What to work on: Rewrite the records starting at the beginning and ending at the line that contains "461, 342, 551]", with every "day-detail" changed to "day-info" and nothing else altered.

Records for this task:

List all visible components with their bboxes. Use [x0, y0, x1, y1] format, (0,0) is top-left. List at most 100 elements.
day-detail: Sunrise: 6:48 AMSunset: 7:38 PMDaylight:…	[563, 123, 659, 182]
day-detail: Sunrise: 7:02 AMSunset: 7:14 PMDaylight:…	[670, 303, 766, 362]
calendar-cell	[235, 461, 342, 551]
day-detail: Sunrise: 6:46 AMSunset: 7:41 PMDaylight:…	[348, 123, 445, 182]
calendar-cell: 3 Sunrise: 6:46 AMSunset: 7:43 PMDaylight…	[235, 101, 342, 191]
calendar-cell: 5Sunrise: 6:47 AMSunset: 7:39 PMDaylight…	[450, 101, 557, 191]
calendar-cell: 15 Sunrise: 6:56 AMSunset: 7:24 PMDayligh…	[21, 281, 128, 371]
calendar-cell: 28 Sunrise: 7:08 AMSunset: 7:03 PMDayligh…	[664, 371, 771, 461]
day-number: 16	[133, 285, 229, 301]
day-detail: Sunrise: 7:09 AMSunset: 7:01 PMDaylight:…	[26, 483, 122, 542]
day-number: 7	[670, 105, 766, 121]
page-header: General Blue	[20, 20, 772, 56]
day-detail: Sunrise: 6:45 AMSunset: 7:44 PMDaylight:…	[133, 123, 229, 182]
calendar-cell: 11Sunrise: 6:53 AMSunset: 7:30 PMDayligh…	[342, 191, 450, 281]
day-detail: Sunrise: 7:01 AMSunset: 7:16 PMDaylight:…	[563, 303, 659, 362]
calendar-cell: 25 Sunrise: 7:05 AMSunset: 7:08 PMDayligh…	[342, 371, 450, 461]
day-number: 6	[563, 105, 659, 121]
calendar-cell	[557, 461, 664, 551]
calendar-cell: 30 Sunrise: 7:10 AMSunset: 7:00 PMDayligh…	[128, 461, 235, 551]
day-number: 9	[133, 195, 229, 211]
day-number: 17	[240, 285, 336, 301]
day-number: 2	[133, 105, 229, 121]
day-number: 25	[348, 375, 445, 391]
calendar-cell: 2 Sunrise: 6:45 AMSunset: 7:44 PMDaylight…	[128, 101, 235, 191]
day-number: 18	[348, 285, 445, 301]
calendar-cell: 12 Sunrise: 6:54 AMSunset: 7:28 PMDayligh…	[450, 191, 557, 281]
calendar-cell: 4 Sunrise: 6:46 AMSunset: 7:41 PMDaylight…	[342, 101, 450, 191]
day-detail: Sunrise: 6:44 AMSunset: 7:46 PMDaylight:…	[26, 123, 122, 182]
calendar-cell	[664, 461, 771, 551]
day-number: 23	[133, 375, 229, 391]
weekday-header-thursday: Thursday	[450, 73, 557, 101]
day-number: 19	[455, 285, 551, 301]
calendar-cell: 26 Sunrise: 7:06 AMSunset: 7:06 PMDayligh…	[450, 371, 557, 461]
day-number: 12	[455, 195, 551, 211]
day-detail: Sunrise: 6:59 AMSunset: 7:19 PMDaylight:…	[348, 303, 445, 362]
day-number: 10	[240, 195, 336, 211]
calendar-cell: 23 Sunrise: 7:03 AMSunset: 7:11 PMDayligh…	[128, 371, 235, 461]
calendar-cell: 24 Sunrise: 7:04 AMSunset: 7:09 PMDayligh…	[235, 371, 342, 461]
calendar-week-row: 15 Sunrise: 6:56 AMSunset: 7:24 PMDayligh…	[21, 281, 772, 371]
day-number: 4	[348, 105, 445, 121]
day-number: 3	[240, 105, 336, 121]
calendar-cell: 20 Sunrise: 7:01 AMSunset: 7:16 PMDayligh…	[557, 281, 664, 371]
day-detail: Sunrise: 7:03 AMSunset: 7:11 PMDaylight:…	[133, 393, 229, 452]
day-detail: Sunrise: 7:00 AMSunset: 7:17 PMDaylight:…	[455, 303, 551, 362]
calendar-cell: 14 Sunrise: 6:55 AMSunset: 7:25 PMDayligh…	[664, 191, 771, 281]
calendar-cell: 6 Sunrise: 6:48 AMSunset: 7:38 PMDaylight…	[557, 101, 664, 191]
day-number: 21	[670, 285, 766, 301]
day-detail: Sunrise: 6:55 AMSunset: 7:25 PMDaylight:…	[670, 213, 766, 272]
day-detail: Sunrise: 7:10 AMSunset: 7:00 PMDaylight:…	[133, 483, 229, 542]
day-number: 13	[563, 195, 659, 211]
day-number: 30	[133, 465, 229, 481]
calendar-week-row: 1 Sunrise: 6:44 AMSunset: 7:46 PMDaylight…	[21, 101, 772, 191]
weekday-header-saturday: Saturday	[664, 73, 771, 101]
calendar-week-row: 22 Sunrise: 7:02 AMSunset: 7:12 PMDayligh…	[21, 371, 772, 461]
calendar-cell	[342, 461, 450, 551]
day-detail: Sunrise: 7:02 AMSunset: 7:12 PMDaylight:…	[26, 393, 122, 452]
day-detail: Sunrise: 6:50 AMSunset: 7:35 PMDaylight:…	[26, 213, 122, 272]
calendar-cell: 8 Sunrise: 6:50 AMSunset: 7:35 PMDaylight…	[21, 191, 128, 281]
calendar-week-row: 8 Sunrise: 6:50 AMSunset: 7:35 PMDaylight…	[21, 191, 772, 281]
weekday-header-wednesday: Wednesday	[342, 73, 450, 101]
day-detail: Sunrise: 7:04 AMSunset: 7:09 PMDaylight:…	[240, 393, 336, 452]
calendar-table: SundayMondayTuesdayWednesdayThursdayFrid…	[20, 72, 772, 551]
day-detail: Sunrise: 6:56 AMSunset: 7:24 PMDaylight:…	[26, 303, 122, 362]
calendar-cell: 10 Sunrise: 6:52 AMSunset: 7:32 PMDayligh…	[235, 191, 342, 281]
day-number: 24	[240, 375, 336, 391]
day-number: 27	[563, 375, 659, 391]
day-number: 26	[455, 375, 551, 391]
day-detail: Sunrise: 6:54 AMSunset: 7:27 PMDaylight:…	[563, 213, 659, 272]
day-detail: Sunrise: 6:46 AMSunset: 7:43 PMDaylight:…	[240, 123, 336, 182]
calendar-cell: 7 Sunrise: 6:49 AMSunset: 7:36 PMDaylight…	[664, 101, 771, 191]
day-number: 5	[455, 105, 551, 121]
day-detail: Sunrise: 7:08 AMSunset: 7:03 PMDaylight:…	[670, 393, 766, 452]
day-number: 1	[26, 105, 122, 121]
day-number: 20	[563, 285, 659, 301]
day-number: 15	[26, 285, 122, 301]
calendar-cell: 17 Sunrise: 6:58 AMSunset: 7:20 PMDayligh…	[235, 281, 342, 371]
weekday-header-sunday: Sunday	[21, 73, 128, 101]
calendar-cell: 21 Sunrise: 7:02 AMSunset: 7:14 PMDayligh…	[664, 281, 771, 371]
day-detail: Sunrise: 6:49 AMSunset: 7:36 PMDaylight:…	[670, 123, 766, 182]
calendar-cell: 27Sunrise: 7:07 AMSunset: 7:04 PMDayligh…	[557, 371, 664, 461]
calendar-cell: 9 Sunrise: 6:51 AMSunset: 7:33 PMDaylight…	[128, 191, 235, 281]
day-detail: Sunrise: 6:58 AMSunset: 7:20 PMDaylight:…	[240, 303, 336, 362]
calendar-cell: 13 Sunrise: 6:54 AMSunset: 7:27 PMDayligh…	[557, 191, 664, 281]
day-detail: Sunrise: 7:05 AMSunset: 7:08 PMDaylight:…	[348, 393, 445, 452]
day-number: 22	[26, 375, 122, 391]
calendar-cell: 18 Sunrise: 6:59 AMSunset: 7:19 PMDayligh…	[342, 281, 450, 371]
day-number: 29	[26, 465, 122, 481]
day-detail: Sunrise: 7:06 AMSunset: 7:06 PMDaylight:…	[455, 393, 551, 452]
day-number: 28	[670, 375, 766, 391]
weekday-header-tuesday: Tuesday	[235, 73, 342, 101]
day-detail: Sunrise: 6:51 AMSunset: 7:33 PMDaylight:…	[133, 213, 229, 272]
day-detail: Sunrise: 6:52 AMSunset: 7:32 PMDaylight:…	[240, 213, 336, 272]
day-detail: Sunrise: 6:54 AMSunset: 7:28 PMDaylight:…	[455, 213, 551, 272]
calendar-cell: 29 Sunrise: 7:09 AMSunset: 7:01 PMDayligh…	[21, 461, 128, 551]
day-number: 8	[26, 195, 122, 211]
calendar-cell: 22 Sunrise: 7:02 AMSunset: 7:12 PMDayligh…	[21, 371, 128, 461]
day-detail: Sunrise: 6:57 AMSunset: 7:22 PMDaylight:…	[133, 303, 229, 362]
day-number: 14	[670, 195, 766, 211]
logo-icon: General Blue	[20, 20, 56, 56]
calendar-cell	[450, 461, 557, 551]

Result of this task:
List all visible components with their bboxes. Use [x0, y0, x1, y1] format, (0,0) is top-left. List at most 100 elements.
day-info: Sunrise: 6:48 AMSunset: 7:38 PMDaylight:…	[563, 123, 659, 182]
day-info: Sunrise: 7:02 AMSunset: 7:14 PMDaylight:…	[670, 303, 766, 362]
calendar-cell	[235, 461, 342, 551]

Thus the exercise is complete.